→ Aim
Identify all lines below that hold "通常の維持作業" and collect them.

→ Provided material
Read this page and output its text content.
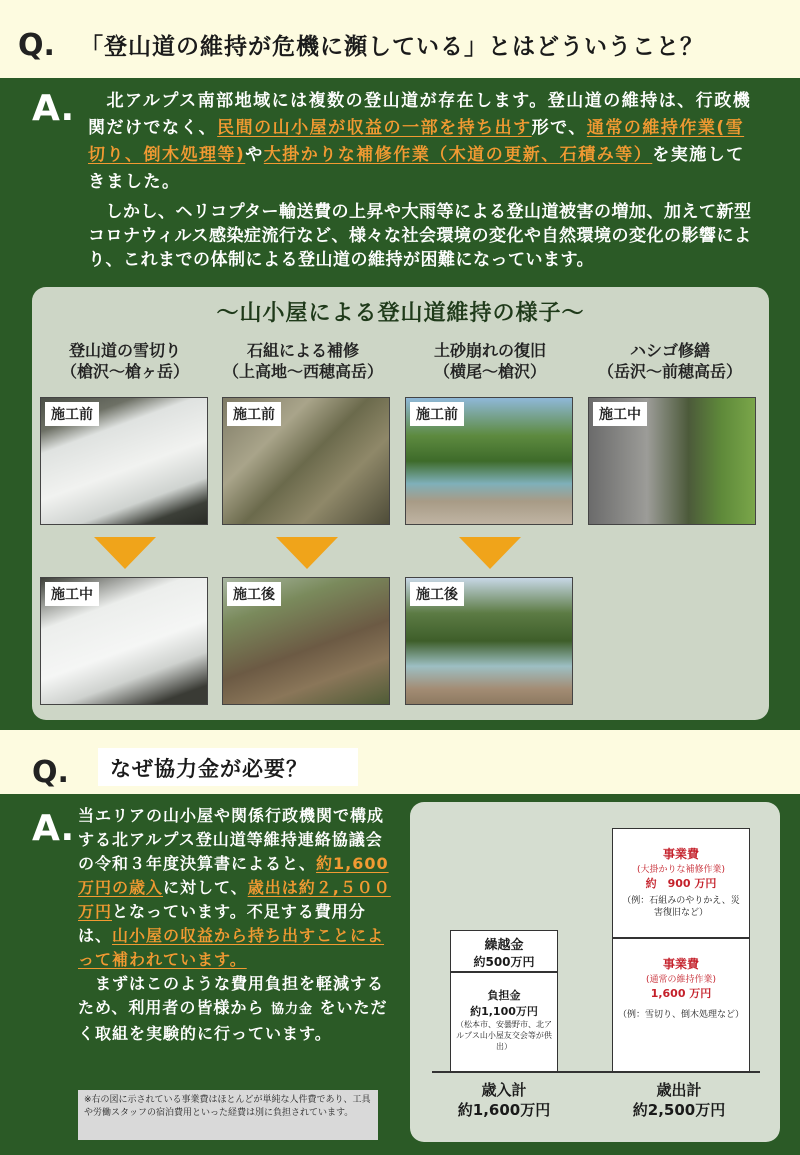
Q. 「登山道の維持が危機に瀕している」とはどういうこと？
A. 　北アルプス南部地域には複数の登山道が存在します。登山道の維持は、行政機関だけでなく、民間の山小屋が収益の一部を持ち出す形で、通常の維持作業(雪切り、倒木処理等)や大掛かりな補修作業（木道の更新、石積み等）を実施してきました。
　しかし、ヘリコプター輸送費の上昇や大雨等による登山道被害の増加、加えて新型コロナウィルス感染症流行など、様々な社会環境の変化や自然環境の変化の影響により、これまでの体制による登山道の維持が困難になっています。
～山小屋による登山道維持の様子～
登山道の雪切り
（槍沢～槍ヶ岳）
石組による補修
（上高地～西穂高岳）
土砂崩れの復旧
（横尾～槍沢）
ハシゴ修繕
（岳沢～前穂高岳）
施工前	施工前	施工前	施工中
施工中	施工後	施工後
Q. なぜ協力金が必要？
A. 当エリアの山小屋や関係行政機関で構成する北アルプス登山道等維持連絡協議会の令和３年度決算書によると、約1,600万円の歳入に対して、歳出は約２,５００万円となっています。不足する費用分は、山小屋の収益から持ち出すことによって補われています。
　まずはこのような費用負担を軽減するため、利用者の皆様から 協力金 をいただく取組を実験的に行っています。
※右の図に示されている事業費はほとんどが単純な人件費であり、工具や労働スタッフの宿泊費用といった経費は別に負担されています。
繰越金
約500万円
負担金
約1,100万円
（松本市、安曇野市、北アルプス山小屋友交会等が供出）
事業費
(大掛かりな補修作業)
約　900 万円
（例：石組みのやりかえ、災害復旧など）
事業費
(通常の維持作業)
1,600 万円
（例：雪切り、倒木処理など）
歳入計
約1,600万円
歳出計
約2,500万円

→ Exercise response
A. 　北アルプス南部地域には複数の登山道が存在します。登山道の維持は、行政機関だけでなく、民間の山小屋が収益の一部を持ち出す形で、通常の維持作業(雪切り、倒木処理等)や大掛かりな補修作業（木道の更新、石積み等）を実施してきました。
(通常の維持作業)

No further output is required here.